Série de tâches:
1. Reproduisez le passage du texte sur l'usufruit commençant par « L’article 605 du » et allant jusqu'à « est aussi tenu. ».
2. Poursuivez le texte sur l'usufruit à partir de l'endroit où il s'arrête.

Extrait choisi:
━━━━

Les obligations incombant à chacun des propriétaires sont réparties par le Code civil en fonction de la nature des travaux, répartition dont les contours sont précisés par la jurisprudence.

I- Les conditions de jouissance de l’usufruit.

Aux termes de l’article 578 du Code civil, l’usufruit est le droit de jouir des choses dont un autre a la propriété, comme le propriétaire lui-même, mais a la charge d’en conserver la substance.

L’article 600 du Code civil prévoit que l’usufruitier prend les choses dans l’état où elles sont, mais il ne peut entrer en jouissance qu’après avoir fait dresser, en présence du propriétaire, ou lui dûment appelé, un inventaire des meubles et un état des immeubles sujets à l’usufruit.

Il a toutefois été jugé que le défaut d’inventaire par l’usufruitier avant son entrée en jouissance ne saurait être considéré comme une cause nécessaire de déchéance dudit usufruit [1].

L’inventaire permet seulement au nu-propriétaire de prouver par tous moyens la consistance des biens soumis à usufruit [2].

II- La répartition des travaux entre usufruitier et nu-propriétaire.

L’article 605 du Code civil dispose que l’usufruitier n’est tenu qu’aux réparations d’entretien. Les grosses réparations demeurent à la charge du propriétaire, à moins qu’elles n’aient été occasionnées par le défaut de réparations d’entretien, depuis l’ouverture de l’usufruit ; auquel cas l’usufruitier en est aussi tenu.

Il ressort des dispositions de l’article 606 du Code civil que « les grosses réparations sont celles des gros murs et des voûtes, le rétablissement des poutres et des couvertures entières.

━━━━

Extrait de données:
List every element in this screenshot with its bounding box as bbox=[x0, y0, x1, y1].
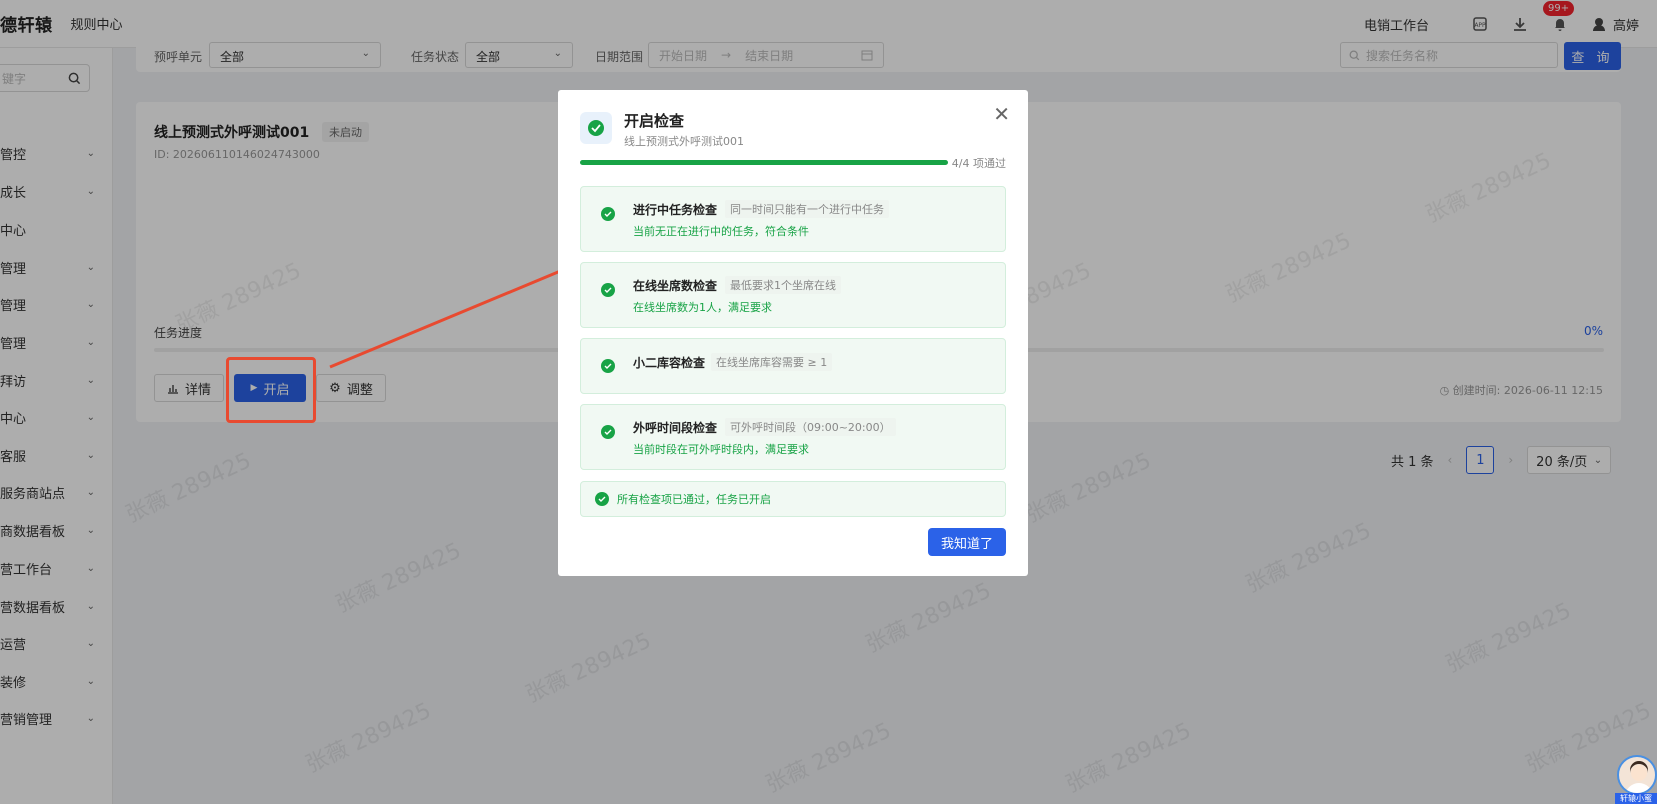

━━━━

Réponses:
1.
L’article 605 du Code civil dispose que l’usufruitier n’est tenu qu’aux réparations d’entretien. Les grosses réparations demeurent à la charge du propriétaire, à moins qu’elles n’aient été occasionnées par le défaut de réparations d’entretien, depuis l’ouverture de l’usufruit ; auquel cas l’usufruitier en est aussi tenu.

2.
Celui des digues et des murs de soutènement et de clôture aussi en entier.
Toutes les autres réparations sont d’entretien.
 »

Si l’appréciation du caractère des réparations est une question de fait abandonnée à l’appréciation des tribunaux [3], les travaux à la charge du nu-propriétaire et énumérés à l’article 606 du Code civil sont quant à eux limitatifs [4].
La reconstitution d’un vignoble ravagé par le phylloxéra est une grosse réparation [5].

La réfection de zingueries affectant une partie importante de l’immeuble et nécessitant une dépense exceptionnelle est également une grosse réparation [6], tout comme la réfection des souches de cheminée [7].

En revanche, le recrépissement ou le ravalement d’un immeuble est une réparation d’entretien qui reste à la charge de l’usufruitier [8], ou le remplacement de la climatisation d’un immeuble [9].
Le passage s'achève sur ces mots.